### Record set
___

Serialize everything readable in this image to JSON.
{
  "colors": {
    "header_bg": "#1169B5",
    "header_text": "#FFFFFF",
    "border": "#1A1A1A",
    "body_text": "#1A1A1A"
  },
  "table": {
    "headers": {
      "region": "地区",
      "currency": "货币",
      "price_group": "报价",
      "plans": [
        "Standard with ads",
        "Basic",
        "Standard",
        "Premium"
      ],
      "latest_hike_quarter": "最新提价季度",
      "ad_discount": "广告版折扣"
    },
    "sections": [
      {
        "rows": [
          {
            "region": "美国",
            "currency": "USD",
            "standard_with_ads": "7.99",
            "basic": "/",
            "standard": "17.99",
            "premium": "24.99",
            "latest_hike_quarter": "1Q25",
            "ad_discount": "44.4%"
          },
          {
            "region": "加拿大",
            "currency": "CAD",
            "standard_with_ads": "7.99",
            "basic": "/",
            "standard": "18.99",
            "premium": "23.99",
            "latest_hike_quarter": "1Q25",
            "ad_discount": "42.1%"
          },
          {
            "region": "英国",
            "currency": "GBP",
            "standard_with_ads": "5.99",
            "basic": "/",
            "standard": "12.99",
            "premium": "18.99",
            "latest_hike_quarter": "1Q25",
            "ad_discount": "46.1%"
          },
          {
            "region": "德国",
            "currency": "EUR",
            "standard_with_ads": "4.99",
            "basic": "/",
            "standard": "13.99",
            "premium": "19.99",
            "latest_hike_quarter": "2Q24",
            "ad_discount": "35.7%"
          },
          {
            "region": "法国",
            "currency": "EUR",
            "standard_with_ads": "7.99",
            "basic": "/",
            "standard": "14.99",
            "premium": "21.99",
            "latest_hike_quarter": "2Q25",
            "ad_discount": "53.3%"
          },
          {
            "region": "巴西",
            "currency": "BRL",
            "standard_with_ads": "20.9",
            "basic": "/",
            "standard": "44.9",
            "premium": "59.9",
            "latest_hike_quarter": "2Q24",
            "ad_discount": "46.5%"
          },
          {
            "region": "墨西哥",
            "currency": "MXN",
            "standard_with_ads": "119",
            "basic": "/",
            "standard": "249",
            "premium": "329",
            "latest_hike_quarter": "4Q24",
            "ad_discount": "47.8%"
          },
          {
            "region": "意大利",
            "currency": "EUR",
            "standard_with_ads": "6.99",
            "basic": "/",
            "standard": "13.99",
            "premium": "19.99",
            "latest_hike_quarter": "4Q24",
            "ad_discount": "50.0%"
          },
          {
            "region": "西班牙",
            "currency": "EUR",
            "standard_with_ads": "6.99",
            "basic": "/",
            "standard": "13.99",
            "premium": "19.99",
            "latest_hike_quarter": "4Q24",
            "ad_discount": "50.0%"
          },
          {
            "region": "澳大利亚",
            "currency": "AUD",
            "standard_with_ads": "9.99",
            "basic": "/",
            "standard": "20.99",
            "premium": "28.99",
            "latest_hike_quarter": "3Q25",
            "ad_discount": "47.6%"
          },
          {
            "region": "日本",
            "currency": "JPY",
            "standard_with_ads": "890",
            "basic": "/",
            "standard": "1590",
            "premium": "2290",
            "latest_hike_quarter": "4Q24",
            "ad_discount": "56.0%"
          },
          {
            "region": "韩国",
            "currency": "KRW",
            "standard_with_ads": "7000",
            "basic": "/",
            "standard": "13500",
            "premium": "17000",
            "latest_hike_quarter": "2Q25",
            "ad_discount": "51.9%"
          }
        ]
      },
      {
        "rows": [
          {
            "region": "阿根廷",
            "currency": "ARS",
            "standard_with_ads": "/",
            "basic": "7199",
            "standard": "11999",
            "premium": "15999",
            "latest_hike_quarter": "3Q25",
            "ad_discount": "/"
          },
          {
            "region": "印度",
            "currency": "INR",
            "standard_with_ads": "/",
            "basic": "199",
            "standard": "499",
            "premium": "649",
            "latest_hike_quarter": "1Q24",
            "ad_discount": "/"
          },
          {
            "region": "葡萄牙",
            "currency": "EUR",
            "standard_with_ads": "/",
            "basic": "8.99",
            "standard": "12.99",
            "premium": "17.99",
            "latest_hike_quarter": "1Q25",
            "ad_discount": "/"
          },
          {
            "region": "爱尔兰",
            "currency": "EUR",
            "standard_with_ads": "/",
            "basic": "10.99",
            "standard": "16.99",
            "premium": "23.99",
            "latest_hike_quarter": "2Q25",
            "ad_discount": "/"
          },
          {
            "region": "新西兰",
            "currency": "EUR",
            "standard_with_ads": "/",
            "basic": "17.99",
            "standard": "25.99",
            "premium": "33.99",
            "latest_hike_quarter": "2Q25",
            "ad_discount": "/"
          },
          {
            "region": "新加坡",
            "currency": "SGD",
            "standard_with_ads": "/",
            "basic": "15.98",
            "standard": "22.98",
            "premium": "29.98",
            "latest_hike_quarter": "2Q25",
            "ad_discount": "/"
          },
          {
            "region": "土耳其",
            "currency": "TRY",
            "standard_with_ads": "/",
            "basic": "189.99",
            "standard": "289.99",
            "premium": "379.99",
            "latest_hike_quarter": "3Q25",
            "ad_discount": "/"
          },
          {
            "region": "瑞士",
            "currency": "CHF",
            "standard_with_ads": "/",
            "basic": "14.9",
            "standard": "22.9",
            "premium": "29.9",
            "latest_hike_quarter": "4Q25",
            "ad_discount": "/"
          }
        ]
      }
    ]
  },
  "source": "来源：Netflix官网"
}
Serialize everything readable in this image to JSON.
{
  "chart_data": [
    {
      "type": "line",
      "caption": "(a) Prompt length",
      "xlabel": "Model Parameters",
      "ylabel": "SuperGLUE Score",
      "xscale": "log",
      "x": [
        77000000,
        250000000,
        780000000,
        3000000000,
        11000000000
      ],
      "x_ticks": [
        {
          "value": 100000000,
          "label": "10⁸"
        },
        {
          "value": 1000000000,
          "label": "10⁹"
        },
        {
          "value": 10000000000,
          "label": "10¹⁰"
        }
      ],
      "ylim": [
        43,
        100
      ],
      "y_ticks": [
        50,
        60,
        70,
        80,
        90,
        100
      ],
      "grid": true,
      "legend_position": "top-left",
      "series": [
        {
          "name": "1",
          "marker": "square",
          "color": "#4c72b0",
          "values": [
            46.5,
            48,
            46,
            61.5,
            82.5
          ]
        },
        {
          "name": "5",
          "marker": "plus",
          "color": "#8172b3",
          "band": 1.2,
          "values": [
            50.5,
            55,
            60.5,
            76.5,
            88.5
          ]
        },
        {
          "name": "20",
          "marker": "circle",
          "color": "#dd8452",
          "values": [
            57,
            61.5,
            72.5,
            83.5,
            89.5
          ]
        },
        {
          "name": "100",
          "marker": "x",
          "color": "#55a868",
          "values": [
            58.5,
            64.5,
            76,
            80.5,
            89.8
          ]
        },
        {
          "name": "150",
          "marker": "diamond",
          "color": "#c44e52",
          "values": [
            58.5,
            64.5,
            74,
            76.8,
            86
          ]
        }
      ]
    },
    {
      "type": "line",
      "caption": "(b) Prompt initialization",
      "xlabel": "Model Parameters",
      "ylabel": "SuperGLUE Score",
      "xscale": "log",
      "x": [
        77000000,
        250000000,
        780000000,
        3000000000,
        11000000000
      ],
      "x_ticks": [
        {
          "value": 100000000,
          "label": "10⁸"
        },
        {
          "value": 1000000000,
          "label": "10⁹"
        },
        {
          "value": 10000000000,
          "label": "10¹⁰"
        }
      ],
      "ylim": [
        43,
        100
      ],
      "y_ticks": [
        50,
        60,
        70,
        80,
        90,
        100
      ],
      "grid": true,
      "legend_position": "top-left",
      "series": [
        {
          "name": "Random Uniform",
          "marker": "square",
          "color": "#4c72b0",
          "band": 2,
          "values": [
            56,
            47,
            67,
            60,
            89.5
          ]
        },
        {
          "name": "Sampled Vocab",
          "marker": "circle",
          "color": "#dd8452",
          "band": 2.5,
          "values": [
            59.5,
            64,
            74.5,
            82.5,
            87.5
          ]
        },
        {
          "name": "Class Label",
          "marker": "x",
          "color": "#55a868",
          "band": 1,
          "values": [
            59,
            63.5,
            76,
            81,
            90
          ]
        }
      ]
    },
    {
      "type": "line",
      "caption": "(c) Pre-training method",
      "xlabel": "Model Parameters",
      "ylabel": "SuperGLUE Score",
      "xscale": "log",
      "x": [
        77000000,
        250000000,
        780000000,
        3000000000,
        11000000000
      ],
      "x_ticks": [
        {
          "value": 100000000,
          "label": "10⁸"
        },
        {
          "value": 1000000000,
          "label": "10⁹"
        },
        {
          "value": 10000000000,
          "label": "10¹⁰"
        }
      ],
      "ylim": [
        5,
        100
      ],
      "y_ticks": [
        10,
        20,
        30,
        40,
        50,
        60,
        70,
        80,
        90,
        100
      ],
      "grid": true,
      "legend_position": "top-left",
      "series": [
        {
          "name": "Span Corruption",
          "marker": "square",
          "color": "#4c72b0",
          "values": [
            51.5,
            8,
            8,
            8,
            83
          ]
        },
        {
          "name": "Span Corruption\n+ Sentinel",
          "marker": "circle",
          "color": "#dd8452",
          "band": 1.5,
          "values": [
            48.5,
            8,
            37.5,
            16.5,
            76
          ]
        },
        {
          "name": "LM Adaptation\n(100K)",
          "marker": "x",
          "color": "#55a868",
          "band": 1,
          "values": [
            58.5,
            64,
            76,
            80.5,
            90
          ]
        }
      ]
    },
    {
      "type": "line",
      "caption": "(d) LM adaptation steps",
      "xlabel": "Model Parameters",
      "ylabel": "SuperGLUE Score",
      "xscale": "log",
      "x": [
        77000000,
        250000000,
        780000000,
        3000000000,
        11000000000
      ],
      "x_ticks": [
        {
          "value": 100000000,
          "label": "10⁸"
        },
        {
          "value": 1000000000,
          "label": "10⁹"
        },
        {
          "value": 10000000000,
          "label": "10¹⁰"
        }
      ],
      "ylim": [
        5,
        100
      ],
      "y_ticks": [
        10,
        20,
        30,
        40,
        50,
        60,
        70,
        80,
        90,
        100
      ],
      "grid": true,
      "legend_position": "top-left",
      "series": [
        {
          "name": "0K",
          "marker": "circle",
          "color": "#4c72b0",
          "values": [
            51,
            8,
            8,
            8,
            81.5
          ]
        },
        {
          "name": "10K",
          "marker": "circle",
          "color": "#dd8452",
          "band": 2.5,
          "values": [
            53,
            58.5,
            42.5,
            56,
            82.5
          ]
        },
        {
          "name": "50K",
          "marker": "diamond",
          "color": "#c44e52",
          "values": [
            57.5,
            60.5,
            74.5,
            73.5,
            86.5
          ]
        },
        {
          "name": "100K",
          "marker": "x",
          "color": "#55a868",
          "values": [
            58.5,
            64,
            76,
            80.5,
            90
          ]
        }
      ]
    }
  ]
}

___

List the lines that contain the word "Span".

### Response to this exercise
          "name": "Span Corruption",
          "name": "Span Corruption\n+ Sentinel",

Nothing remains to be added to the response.